» **TASK OBJECTIVE**: Restate the entries below verbatim.

» **EXTRACTED INFORMATION**:
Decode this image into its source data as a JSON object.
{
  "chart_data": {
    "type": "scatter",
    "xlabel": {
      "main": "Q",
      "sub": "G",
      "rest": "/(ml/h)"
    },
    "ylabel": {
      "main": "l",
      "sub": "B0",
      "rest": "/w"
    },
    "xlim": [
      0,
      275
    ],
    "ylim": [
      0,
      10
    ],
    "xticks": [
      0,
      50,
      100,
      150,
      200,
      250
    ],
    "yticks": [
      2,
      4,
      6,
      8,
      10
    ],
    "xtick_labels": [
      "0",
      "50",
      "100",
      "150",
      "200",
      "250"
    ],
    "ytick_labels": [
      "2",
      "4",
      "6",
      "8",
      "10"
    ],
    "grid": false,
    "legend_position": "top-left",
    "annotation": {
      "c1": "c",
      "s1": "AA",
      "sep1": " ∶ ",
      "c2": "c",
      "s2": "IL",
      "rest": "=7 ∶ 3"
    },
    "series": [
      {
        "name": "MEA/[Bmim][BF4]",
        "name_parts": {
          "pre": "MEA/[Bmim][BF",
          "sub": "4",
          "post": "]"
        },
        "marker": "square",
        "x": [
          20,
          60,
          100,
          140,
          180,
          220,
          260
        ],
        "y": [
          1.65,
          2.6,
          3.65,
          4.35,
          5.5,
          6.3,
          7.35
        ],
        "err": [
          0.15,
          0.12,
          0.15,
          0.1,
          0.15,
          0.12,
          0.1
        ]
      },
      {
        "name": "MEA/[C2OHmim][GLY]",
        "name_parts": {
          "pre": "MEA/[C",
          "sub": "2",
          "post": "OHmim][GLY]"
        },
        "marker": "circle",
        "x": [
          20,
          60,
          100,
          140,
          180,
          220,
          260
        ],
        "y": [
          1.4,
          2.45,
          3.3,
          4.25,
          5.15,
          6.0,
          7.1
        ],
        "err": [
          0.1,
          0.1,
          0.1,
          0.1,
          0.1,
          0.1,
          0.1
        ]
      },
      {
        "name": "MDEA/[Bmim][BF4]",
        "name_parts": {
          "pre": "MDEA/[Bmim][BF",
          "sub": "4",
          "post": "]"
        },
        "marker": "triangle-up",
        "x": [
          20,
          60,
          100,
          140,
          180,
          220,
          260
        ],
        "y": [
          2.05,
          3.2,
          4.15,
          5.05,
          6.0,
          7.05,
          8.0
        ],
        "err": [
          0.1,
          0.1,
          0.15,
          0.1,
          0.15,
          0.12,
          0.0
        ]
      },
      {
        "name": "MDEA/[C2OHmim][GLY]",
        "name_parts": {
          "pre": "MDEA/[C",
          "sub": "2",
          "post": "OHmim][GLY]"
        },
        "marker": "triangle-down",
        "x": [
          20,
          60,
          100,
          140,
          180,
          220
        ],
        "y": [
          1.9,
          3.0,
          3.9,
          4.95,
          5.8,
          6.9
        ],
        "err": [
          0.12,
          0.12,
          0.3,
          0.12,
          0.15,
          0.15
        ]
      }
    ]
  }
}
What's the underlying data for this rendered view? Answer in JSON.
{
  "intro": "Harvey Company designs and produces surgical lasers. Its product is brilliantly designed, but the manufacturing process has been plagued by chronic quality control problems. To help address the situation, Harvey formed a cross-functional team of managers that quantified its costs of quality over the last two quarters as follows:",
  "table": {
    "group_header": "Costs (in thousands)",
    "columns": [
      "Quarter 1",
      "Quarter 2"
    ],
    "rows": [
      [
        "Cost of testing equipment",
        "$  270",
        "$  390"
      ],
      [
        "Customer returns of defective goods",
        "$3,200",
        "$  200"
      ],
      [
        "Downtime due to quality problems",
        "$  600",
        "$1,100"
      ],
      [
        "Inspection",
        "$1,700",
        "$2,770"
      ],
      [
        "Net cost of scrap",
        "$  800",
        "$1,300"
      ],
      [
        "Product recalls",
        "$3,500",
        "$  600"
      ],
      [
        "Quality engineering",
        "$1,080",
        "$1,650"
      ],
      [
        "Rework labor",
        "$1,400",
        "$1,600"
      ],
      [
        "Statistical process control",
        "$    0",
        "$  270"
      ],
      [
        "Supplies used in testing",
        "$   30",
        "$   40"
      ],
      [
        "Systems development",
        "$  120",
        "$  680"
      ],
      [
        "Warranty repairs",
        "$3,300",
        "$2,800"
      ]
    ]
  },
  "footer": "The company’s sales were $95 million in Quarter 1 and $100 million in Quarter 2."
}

» **ANSWER TO THE PROBLEM**:
Decode this image into its source data as a JSON object.
{
  "chart_data": {
    "type": "scatter",
    "xlabel": {
      "main": "Q",
      "sub": "G",
      "rest": "/(ml/h)"
    },
    "ylabel": {
      "main": "l",
      "sub": "B0",
      "rest": "/w"
    },
    "xlim": [
      0,
      275
    ],
    "ylim": [
      0,
      10
    ],
    "xticks": [
      0,
      50,
      100,
      150,
      200,
      250
    ],
    "yticks": [
      2,
      4,
      6,
      8,
      10
    ],
    "xtick_labels": [
      "0",
      "50",
      "100",
      "150",
      "200",
      "250"
    ],
    "ytick_labels": [
      "2",
      "4",
      "6",
      "8",
      "10"
    ],
    "grid": false,
    "legend_position": "top-left",
    "annotation": {
      "c1": "c",
      "s1": "AA",
      "sep1": " ∶ ",
      "c2": "c",
      "s2": "IL",
      "rest": "=7 ∶ 3"
    },
    "series": [
      {
        "name": "MEA/[Bmim][BF4]",
        "name_parts": {
          "pre": "MEA/[Bmim][BF",
          "sub": "4",
          "post": "]"
        },
        "marker": "square",
        "x": [
          20,
          60,
          100,
          140,
          180,
          220,
          260
        ],
        "y": [
          1.65,
          2.6,
          3.65,
          4.35,
          5.5,
          6.3,
          7.35
        ],
        "err": [
          0.15,
          0.12,
          0.15,
          0.1,
          0.15,
          0.12,
          0.1
        ]
      },
      {
        "name": "MEA/[C2OHmim][GLY]",
        "name_parts": {
          "pre": "MEA/[C",
          "sub": "2",
          "post": "OHmim][GLY]"
        },
        "marker": "circle",
        "x": [
          20,
          60,
          100,
          140,
          180,
          220,
          260
        ],
        "y": [
          1.4,
          2.45,
          3.3,
          4.25,
          5.15,
          6.0,
          7.1
        ],
        "err": [
          0.1,
          0.1,
          0.1,
          0.1,
          0.1,
          0.1,
          0.1
        ]
      },
      {
        "name": "MDEA/[Bmim][BF4]",
        "name_parts": {
          "pre": "MDEA/[Bmim][BF",
          "sub": "4",
          "post": "]"
        },
        "marker": "triangle-up",
        "x": [
          20,
          60,
          100,
          140,
          180,
          220,
          260
        ],
        "y": [
          2.05,
          3.2,
          4.15,
          5.05,
          6.0,
          7.05,
          8.0
        ],
        "err": [
          0.1,
          0.1,
          0.15,
          0.1,
          0.15,
          0.12,
          0.0
        ]
      },
      {
        "name": "MDEA/[C2OHmim][GLY]",
        "name_parts": {
          "pre": "MDEA/[C",
          "sub": "2",
          "post": "OHmim][GLY]"
        },
        "marker": "triangle-down",
        "x": [
          20,
          60,
          100,
          140,
          180,
          220
        ],
        "y": [
          1.9,
          3.0,
          3.9,
          4.95,
          5.8,
          6.9
        ],
        "err": [
          0.12,
          0.12,
          0.3,
          0.12,
          0.15,
          0.15
        ]
      }
    ]
  }
}
What's the underlying data for this rendered view? Answer in JSON.
{
  "intro": "Harvey Company designs and produces surgical lasers. Its product is brilliantly designed, but the manufacturing process has been plagued by chronic quality control problems. To help address the situation, Harvey formed a cross-functional team of managers that quantified its costs of quality over the last two quarters as follows:",
  "table": {
    "group_header": "Costs (in thousands)",
    "columns": [
      "Quarter 1",
      "Quarter 2"
    ],
    "rows": [
      [
        "Cost of testing equipment",
        "$  270",
        "$  390"
      ],
      [
        "Customer returns of defective goods",
        "$3,200",
        "$  200"
      ],
      [
        "Downtime due to quality problems",
        "$  600",
        "$1,100"
      ],
      [
        "Inspection",
        "$1,700",
        "$2,770"
      ],
      [
        "Net cost of scrap",
        "$  800",
        "$1,300"
      ],
      [
        "Product recalls",
        "$3,500",
        "$  600"
      ],
      [
        "Quality engineering",
        "$1,080",
        "$1,650"
      ],
      [
        "Rework labor",
        "$1,400",
        "$1,600"
      ],
      [
        "Statistical process control",
        "$    0",
        "$  270"
      ],
      [
        "Supplies used in testing",
        "$   30",
        "$   40"
      ],
      [
        "Systems development",
        "$  120",
        "$  680"
      ],
      [
        "Warranty repairs",
        "$3,300",
        "$2,800"
      ]
    ]
  },
  "footer": "The company’s sales were $95 million in Quarter 1 and $100 million in Quarter 2."
}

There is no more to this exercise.